Written task:
Copy out every line that contains the word "ตำบลแจระแม".

--- Start Supplied material ---

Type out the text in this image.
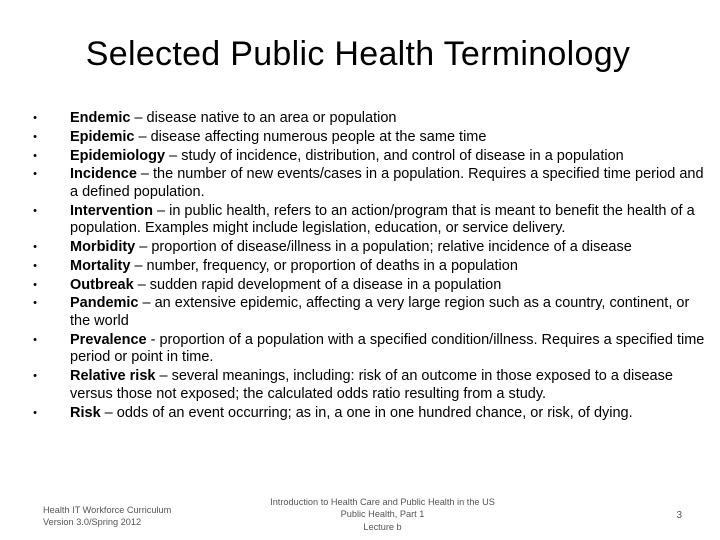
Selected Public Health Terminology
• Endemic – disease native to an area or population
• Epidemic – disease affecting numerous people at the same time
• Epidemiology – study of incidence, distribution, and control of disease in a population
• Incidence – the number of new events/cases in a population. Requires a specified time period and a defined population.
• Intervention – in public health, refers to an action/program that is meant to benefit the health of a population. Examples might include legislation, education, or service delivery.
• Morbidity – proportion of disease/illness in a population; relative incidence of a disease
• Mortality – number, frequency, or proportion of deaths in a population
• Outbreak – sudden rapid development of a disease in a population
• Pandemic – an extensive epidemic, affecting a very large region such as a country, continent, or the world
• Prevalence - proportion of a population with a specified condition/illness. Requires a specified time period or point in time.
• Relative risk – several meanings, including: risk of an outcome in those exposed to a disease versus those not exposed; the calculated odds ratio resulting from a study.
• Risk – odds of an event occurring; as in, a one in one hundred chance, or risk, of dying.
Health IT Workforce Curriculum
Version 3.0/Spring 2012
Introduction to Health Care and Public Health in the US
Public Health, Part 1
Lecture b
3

--- End Supplied material ---
--- Start Supplied material ---

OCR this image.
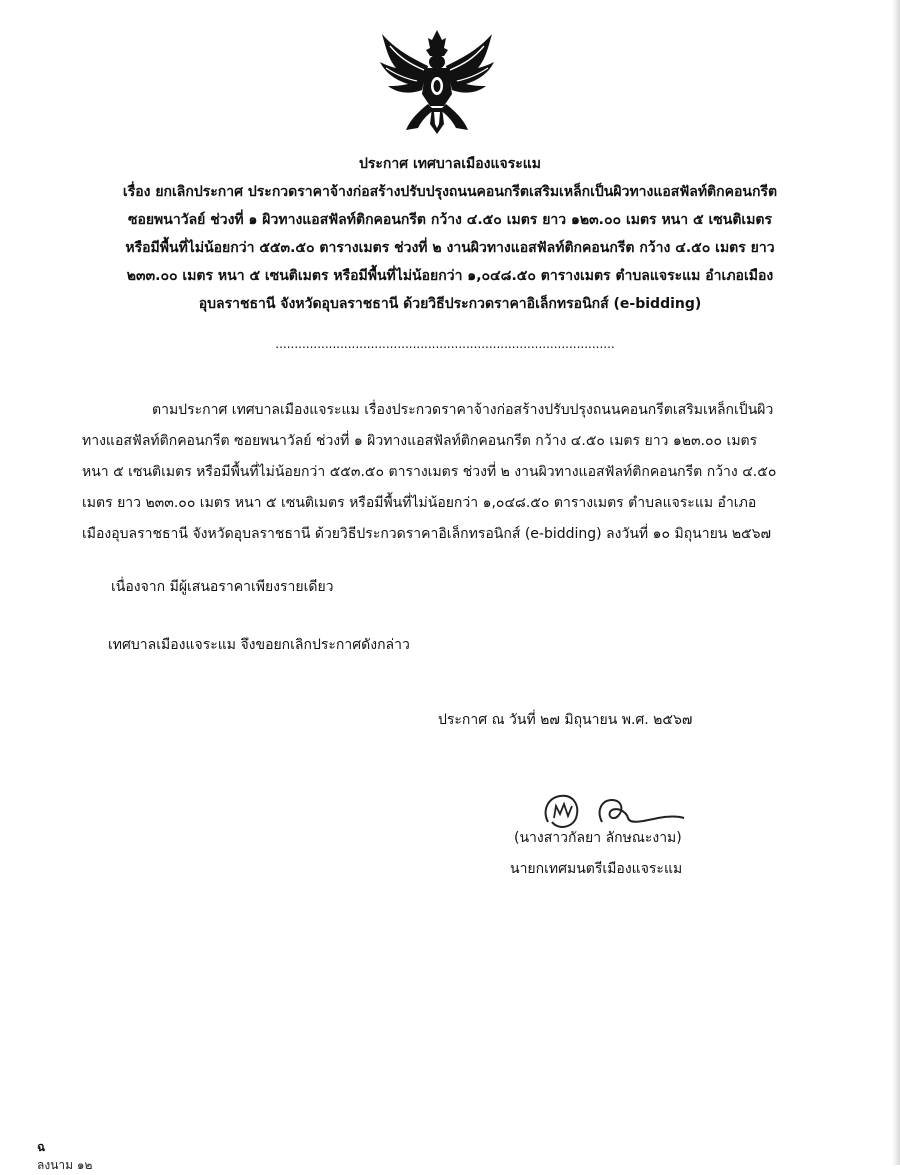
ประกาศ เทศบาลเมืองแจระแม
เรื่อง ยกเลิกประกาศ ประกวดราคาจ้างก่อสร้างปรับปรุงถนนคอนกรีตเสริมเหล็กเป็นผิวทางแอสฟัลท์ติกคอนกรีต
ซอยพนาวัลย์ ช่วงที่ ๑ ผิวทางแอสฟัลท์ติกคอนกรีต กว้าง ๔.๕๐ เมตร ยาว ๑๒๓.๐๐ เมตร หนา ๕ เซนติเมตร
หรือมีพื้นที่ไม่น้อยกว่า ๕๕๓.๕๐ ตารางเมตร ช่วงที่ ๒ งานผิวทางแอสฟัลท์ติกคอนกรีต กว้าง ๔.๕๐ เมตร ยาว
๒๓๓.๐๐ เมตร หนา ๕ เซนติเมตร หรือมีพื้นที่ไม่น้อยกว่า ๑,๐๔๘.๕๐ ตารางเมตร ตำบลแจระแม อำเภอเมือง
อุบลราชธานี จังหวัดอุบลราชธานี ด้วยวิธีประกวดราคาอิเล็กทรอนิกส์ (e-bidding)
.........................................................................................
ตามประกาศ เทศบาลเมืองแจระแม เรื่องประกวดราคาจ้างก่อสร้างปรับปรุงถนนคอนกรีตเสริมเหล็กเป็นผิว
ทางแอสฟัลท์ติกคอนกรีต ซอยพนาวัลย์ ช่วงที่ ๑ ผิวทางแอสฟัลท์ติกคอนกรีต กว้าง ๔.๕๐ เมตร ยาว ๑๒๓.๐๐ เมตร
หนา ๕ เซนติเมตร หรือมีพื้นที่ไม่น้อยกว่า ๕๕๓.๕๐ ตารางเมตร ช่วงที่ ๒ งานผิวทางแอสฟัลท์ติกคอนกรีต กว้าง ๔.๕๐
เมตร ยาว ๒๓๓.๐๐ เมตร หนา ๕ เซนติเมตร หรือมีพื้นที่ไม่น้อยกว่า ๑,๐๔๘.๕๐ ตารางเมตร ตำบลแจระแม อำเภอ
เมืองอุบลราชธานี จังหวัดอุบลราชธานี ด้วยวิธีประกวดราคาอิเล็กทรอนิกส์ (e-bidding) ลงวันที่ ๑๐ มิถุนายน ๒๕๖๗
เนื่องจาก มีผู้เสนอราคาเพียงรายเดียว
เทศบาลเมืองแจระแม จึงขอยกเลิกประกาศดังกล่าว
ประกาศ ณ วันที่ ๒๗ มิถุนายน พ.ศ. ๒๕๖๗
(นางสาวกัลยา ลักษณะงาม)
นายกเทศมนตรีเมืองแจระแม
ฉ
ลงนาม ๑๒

--- End Supplied material ---

Expected output:
๒๓๓.๐๐ เมตร หนา ๕ เซนติเมตร หรือมีพื้นที่ไม่น้อยกว่า ๑,๐๔๘.๕๐ ตารางเมตร ตำบลแจระแม อำเภอเมือง
เมตร ยาว ๒๓๓.๐๐ เมตร หนา ๕ เซนติเมตร หรือมีพื้นที่ไม่น้อยกว่า ๑,๐๔๘.๕๐ ตารางเมตร ตำบลแจระแม อำเภอ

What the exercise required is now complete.